> [Exercise] Copy all the entries word for word, but omit the pictures.

___ Stored records

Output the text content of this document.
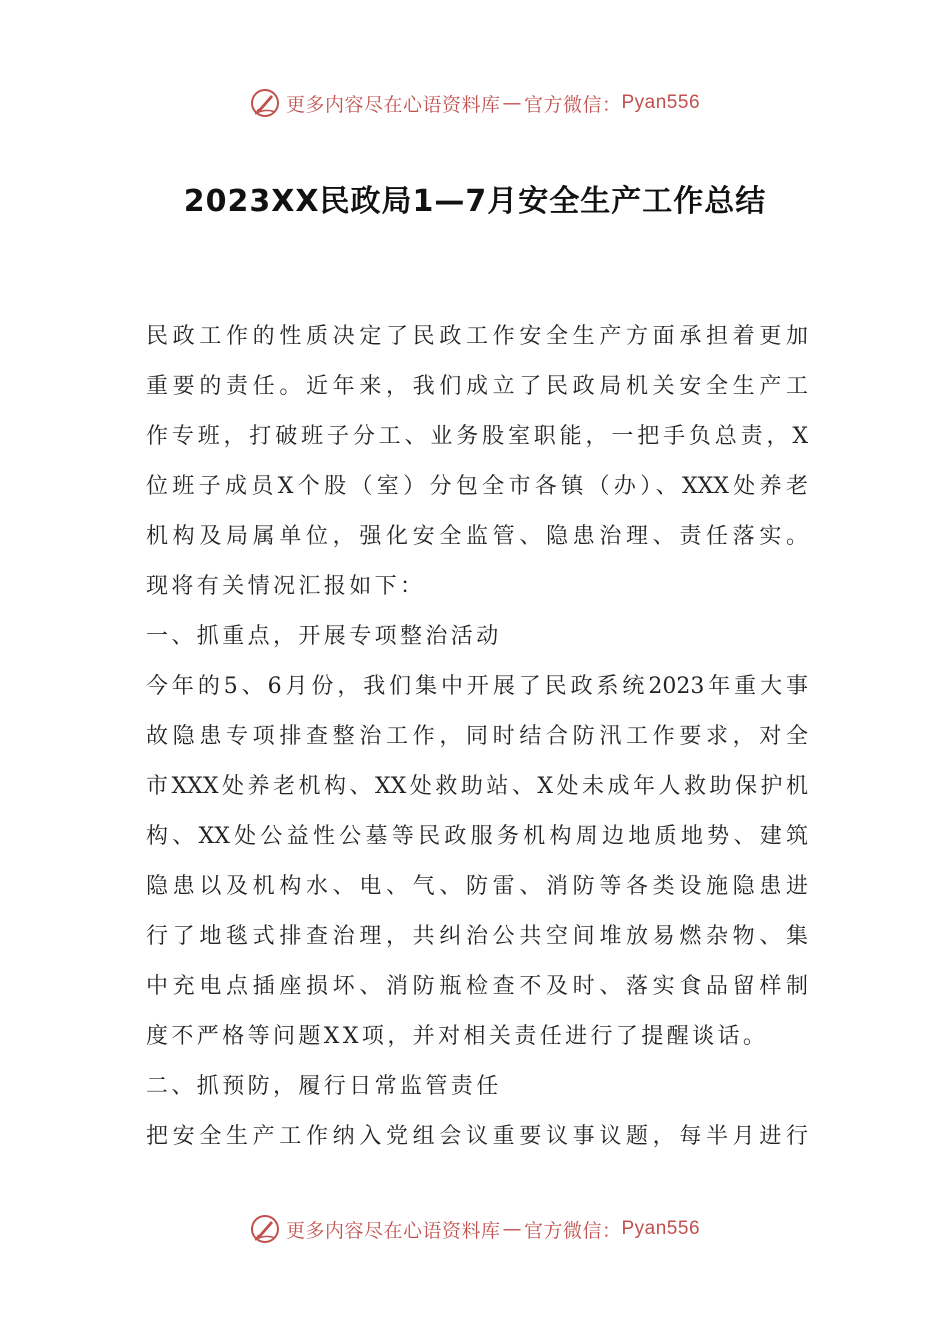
更多内容尽在心语资料库 — 官方微信： Pyan556
2023XX民政局1—7月安全生产工作总结
民政工作的性质决定了民政工作安全生产方面承担着更加
重要的责任。近年来，我们成立了民政局机关安全生产工
作专班，打破班子分工、业务股室职能，一把手负总责，X
位班子成员X个股（室）分包全市各镇（办）、XXX处养老
机构及局属单位，强化安全监管、隐患治理、责任落实。
现将有关情况汇报如下：
一、抓重点，开展专项整治活动
今年的5、6月份，我们集中开展了民政系统2023年重大事
故隐患专项排查整治工作，同时结合防汛工作要求，对全
市XXX处养老机构、XX处救助站、X处未成年人救助保护机
构、XX处公益性公墓等民政服务机构周边地质地势、建筑
隐患以及机构水、电、气、防雷、消防等各类设施隐患进
行了地毯式排查治理，共纠治公共空间堆放易燃杂物、集
中充电点插座损坏、消防瓶检查不及时、落实食品留样制
度不严格等问题XX项，并对相关责任进行了提醒谈话。
二、抓预防，履行日常监管责任
把安全生产工作纳入党组会议重要议事议题，每半月进行
更多内容尽在心语资料库 — 官方微信： Pyan556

______

> [Response to this exercise]
Output the text content of this document.
更多内容尽在心语资料库 — 官方微信： Pyan556
2023XX民政局1—7月安全生产工作总结
民政工作的性质决定了民政工作安全生产方面承担着更加
重要的责任。近年来，我们成立了民政局机关安全生产工
作专班，打破班子分工、业务股室职能，一把手负总责，X
位班子成员X个股（室）分包全市各镇（办）、XXX处养老
机构及局属单位，强化安全监管、隐患治理、责任落实。
现将有关情况汇报如下：
一、抓重点，开展专项整治活动
今年的5、6月份，我们集中开展了民政系统2023年重大事
故隐患专项排查整治工作，同时结合防汛工作要求，对全
市XXX处养老机构、XX处救助站、X处未成年人救助保护机
构、XX处公益性公墓等民政服务机构周边地质地势、建筑
隐患以及机构水、电、气、防雷、消防等各类设施隐患进
行了地毯式排查治理，共纠治公共空间堆放易燃杂物、集
中充电点插座损坏、消防瓶检查不及时、落实食品留样制
度不严格等问题XX项，并对相关责任进行了提醒谈话。
二、抓预防，履行日常监管责任
把安全生产工作纳入党组会议重要议事议题，每半月进行
更多内容尽在心语资料库 — 官方微信： Pyan556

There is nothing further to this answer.